■ Aim: Transcribe each entry below exactly. Pictures do not go in the copy.

■ Materials provided:
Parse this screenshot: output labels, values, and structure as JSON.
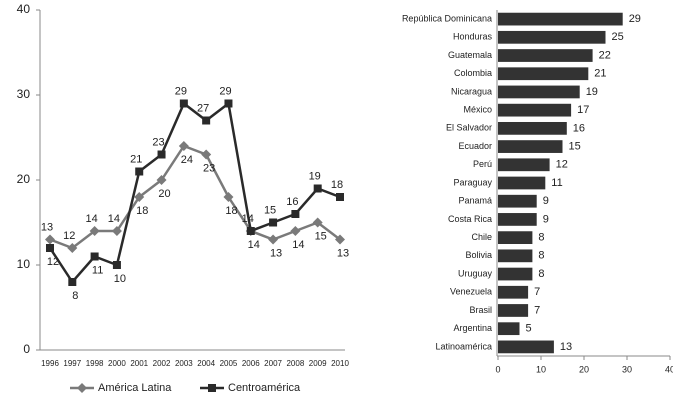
{
  "chart_data": [
    {
      "type": "line",
      "categories": [
        "1996",
        "1997",
        "1998",
        "2000",
        "2001",
        "2002",
        "2003",
        "2004",
        "2005",
        "2006",
        "2007",
        "2008",
        "2009",
        "2010"
      ],
      "series": [
        {
          "name": "América Latina",
          "color": "#7a7a7a",
          "marker": "diamond",
          "values": [
            13,
            12,
            14,
            14,
            18,
            20,
            24,
            23,
            18,
            14,
            13,
            14,
            15,
            13
          ]
        },
        {
          "name": "Centroamérica",
          "color": "#2a2a2a",
          "marker": "square",
          "values": [
            12,
            8,
            11,
            10,
            21,
            23,
            29,
            27,
            29,
            14,
            15,
            16,
            19,
            18
          ]
        }
      ],
      "ylim": [
        0,
        40
      ],
      "yticks": [
        0,
        10,
        20,
        30,
        40
      ],
      "grid": false,
      "legend": "bottom"
    },
    {
      "type": "bar",
      "orientation": "horizontal",
      "categories": [
        "República Dominicana",
        "Honduras",
        "Guatemala",
        "Colombia",
        "Nicaragua",
        "México",
        "El Salvador",
        "Ecuador",
        "Perú",
        "Paraguay",
        "Panamá",
        "Costa Rica",
        "Chile",
        "Bolivia",
        "Uruguay",
        "Venezuela",
        "Brasil",
        "Argentina",
        "Latinoamérica"
      ],
      "values": [
        29,
        25,
        22,
        21,
        19,
        17,
        16,
        15,
        12,
        11,
        9,
        9,
        8,
        8,
        8,
        7,
        7,
        5,
        13
      ],
      "color": "#333333",
      "xlim": [
        0,
        40
      ],
      "xticks": [
        0,
        10,
        20,
        30,
        40
      ],
      "grid": false
    }
  ]
}
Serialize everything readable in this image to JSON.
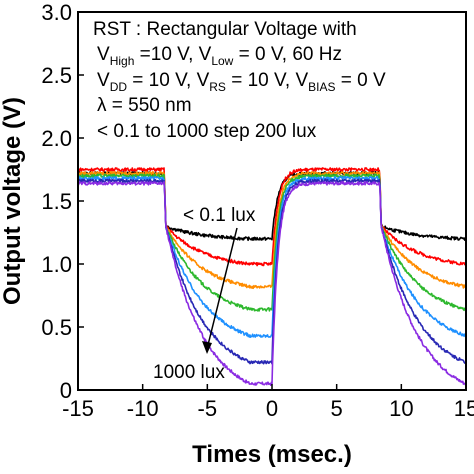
{
  "chart_data": {
    "type": "line",
    "xlabel": "Times (msec.)",
    "ylabel": "Output voltage (V)",
    "xlim": [
      -15,
      15
    ],
    "ylim": [
      0,
      3.0
    ],
    "xticks": [
      "-15",
      "-10",
      "-5",
      "0",
      "5",
      "10",
      "15"
    ],
    "yticks": [
      "0",
      "0.5",
      "1.0",
      "1.5",
      "2.0",
      "2.5",
      "3.0"
    ],
    "grid": false,
    "legend_box": {
      "line1": "RST : Rectangular Voltage with",
      "line2": {
        "v": "V",
        "high_sub": "High",
        "p1": " =10 V, V",
        "low_sub": "Low",
        "p2": " = 0 V, 60 Hz"
      },
      "line3": {
        "v": "V",
        "dd_sub": "DD",
        "p1": " = 10 V, V",
        "rs_sub": "RS",
        "p2": " = 10 V, V",
        "bias_sub": "BIAS",
        "p3": " = 0 V"
      },
      "line4": "λ = 550 nm",
      "line5": "< 0.1 to 1000 step 200 lux"
    },
    "annotations": {
      "low_light": "< 0.1 lux",
      "high_light": "1000 lux"
    },
    "high_state_windows": [
      [
        -15,
        -8.33
      ],
      [
        0,
        8.33
      ]
    ],
    "series": [
      {
        "color": "#000000",
        "high": 1.72,
        "end": 1.2,
        "knee": 1.3
      },
      {
        "color": "#ff0000",
        "high": 1.75,
        "end": 1.0,
        "knee": 1.3
      },
      {
        "color": "#ff8c00",
        "high": 1.72,
        "end": 0.82,
        "knee": 1.3
      },
      {
        "color": "#2db82d",
        "high": 1.7,
        "end": 0.64,
        "knee": 1.3
      },
      {
        "color": "#1e90ff",
        "high": 1.68,
        "end": 0.43,
        "knee": 1.3
      },
      {
        "color": "#2828b4",
        "high": 1.66,
        "end": 0.22,
        "knee": 1.3
      },
      {
        "color": "#8a2be2",
        "high": 1.64,
        "end": 0.05,
        "knee": 1.3
      }
    ]
  }
}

■ Output:
Parse this screenshot: output labels, values, and structure as JSON.
{
  "chart_data": [
    {
      "type": "line",
      "categories": [
        "1996",
        "1997",
        "1998",
        "2000",
        "2001",
        "2002",
        "2003",
        "2004",
        "2005",
        "2006",
        "2007",
        "2008",
        "2009",
        "2010"
      ],
      "series": [
        {
          "name": "América Latina",
          "color": "#7a7a7a",
          "marker": "diamond",
          "values": [
            13,
            12,
            14,
            14,
            18,
            20,
            24,
            23,
            18,
            14,
            13,
            14,
            15,
            13
          ]
        },
        {
          "name": "Centroamérica",
          "color": "#2a2a2a",
          "marker": "square",
          "values": [
            12,
            8,
            11,
            10,
            21,
            23,
            29,
            27,
            29,
            14,
            15,
            16,
            19,
            18
          ]
        }
      ],
      "ylim": [
        0,
        40
      ],
      "yticks": [
        0,
        10,
        20,
        30,
        40
      ],
      "grid": false,
      "legend": "bottom"
    },
    {
      "type": "bar",
      "orientation": "horizontal",
      "categories": [
        "República Dominicana",
        "Honduras",
        "Guatemala",
        "Colombia",
        "Nicaragua",
        "México",
        "El Salvador",
        "Ecuador",
        "Perú",
        "Paraguay",
        "Panamá",
        "Costa Rica",
        "Chile",
        "Bolivia",
        "Uruguay",
        "Venezuela",
        "Brasil",
        "Argentina",
        "Latinoamérica"
      ],
      "values": [
        29,
        25,
        22,
        21,
        19,
        17,
        16,
        15,
        12,
        11,
        9,
        9,
        8,
        8,
        8,
        7,
        7,
        5,
        13
      ],
      "color": "#333333",
      "xlim": [
        0,
        40
      ],
      "xticks": [
        0,
        10,
        20,
        30,
        40
      ],
      "grid": false
    }
  ]
}
Serialize everything readable in this image to JSON.
{
  "chart_data": {
    "type": "line",
    "xlabel": "Times (msec.)",
    "ylabel": "Output voltage (V)",
    "xlim": [
      -15,
      15
    ],
    "ylim": [
      0,
      3.0
    ],
    "xticks": [
      "-15",
      "-10",
      "-5",
      "0",
      "5",
      "10",
      "15"
    ],
    "yticks": [
      "0",
      "0.5",
      "1.0",
      "1.5",
      "2.0",
      "2.5",
      "3.0"
    ],
    "grid": false,
    "legend_box": {
      "line1": "RST : Rectangular Voltage with",
      "line2": {
        "v": "V",
        "high_sub": "High",
        "p1": " =10 V, V",
        "low_sub": "Low",
        "p2": " = 0 V, 60 Hz"
      },
      "line3": {
        "v": "V",
        "dd_sub": "DD",
        "p1": " = 10 V, V",
        "rs_sub": "RS",
        "p2": " = 10 V, V",
        "bias_sub": "BIAS",
        "p3": " = 0 V"
      },
      "line4": "λ = 550 nm",
      "line5": "< 0.1 to 1000 step 200 lux"
    },
    "annotations": {
      "low_light": "< 0.1 lux",
      "high_light": "1000 lux"
    },
    "high_state_windows": [
      [
        -15,
        -8.33
      ],
      [
        0,
        8.33
      ]
    ],
    "series": [
      {
        "color": "#000000",
        "high": 1.72,
        "end": 1.2,
        "knee": 1.3
      },
      {
        "color": "#ff0000",
        "high": 1.75,
        "end": 1.0,
        "knee": 1.3
      },
      {
        "color": "#ff8c00",
        "high": 1.72,
        "end": 0.82,
        "knee": 1.3
      },
      {
        "color": "#2db82d",
        "high": 1.7,
        "end": 0.64,
        "knee": 1.3
      },
      {
        "color": "#1e90ff",
        "high": 1.68,
        "end": 0.43,
        "knee": 1.3
      },
      {
        "color": "#2828b4",
        "high": 1.66,
        "end": 0.22,
        "knee": 1.3
      },
      {
        "color": "#8a2be2",
        "high": 1.64,
        "end": 0.05,
        "knee": 1.3
      }
    ]
  }
}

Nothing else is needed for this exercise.